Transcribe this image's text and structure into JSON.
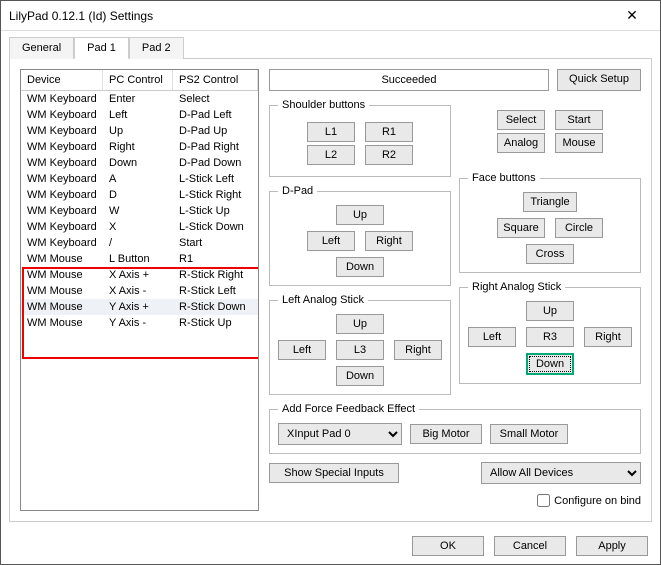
{
  "title": "LilyPad 0.12.1 (Id) Settings",
  "tabs": {
    "general": "General",
    "pad1": "Pad 1",
    "pad2": "Pad 2"
  },
  "headers": {
    "device": "Device",
    "pc": "PC Control",
    "ps2": "PS2 Control"
  },
  "rows": [
    {
      "d": "WM Keyboard",
      "pc": "Enter",
      "ps2": "Select"
    },
    {
      "d": "WM Keyboard",
      "pc": "Left",
      "ps2": "D-Pad Left"
    },
    {
      "d": "WM Keyboard",
      "pc": "Up",
      "ps2": "D-Pad Up"
    },
    {
      "d": "WM Keyboard",
      "pc": "Right",
      "ps2": "D-Pad Right"
    },
    {
      "d": "WM Keyboard",
      "pc": "Down",
      "ps2": "D-Pad Down"
    },
    {
      "d": "WM Keyboard",
      "pc": "A",
      "ps2": "L-Stick Left"
    },
    {
      "d": "WM Keyboard",
      "pc": "D",
      "ps2": "L-Stick Right"
    },
    {
      "d": "WM Keyboard",
      "pc": "W",
      "ps2": "L-Stick Up"
    },
    {
      "d": "WM Keyboard",
      "pc": "X",
      "ps2": "L-Stick Down"
    },
    {
      "d": "WM Keyboard",
      "pc": "/",
      "ps2": "Start"
    },
    {
      "d": "WM Mouse",
      "pc": "L Button",
      "ps2": "R1"
    },
    {
      "d": "WM Mouse",
      "pc": "X Axis +",
      "ps2": "R-Stick Right"
    },
    {
      "d": "WM Mouse",
      "pc": "X Axis -",
      "ps2": "R-Stick Left"
    },
    {
      "d": "WM Mouse",
      "pc": "Y Axis +",
      "ps2": "R-Stick Down"
    },
    {
      "d": "WM Mouse",
      "pc": "Y Axis -",
      "ps2": "R-Stick Up"
    }
  ],
  "status": "Succeeded",
  "quickSetup": "Quick Setup",
  "grp": {
    "shoulder": "Shoulder buttons",
    "dpad": "D-Pad",
    "lstick": "Left Analog Stick",
    "face": "Face buttons",
    "rstick": "Right Analog Stick",
    "ff": "Add Force Feedback Effect"
  },
  "btns": {
    "L1": "L1",
    "L2": "L2",
    "R1": "R1",
    "R2": "R2",
    "select": "Select",
    "start": "Start",
    "analog": "Analog",
    "mouse": "Mouse",
    "up": "Up",
    "down": "Down",
    "left": "Left",
    "right": "Right",
    "triangle": "Triangle",
    "square": "Square",
    "circle": "Circle",
    "cross": "Cross",
    "L3": "L3",
    "R3": "R3",
    "big": "Big Motor",
    "small": "Small Motor",
    "special": "Show Special Inputs"
  },
  "ffSelect": "XInput Pad 0",
  "allowSelect": "Allow All Devices",
  "configure": "Configure on bind",
  "dlg": {
    "ok": "OK",
    "cancel": "Cancel",
    "apply": "Apply"
  }
}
+ + + + + + +
__Work to do__. Your answer should be one number: how many lines in the material above contain the string "buttons".

__Answer__. 2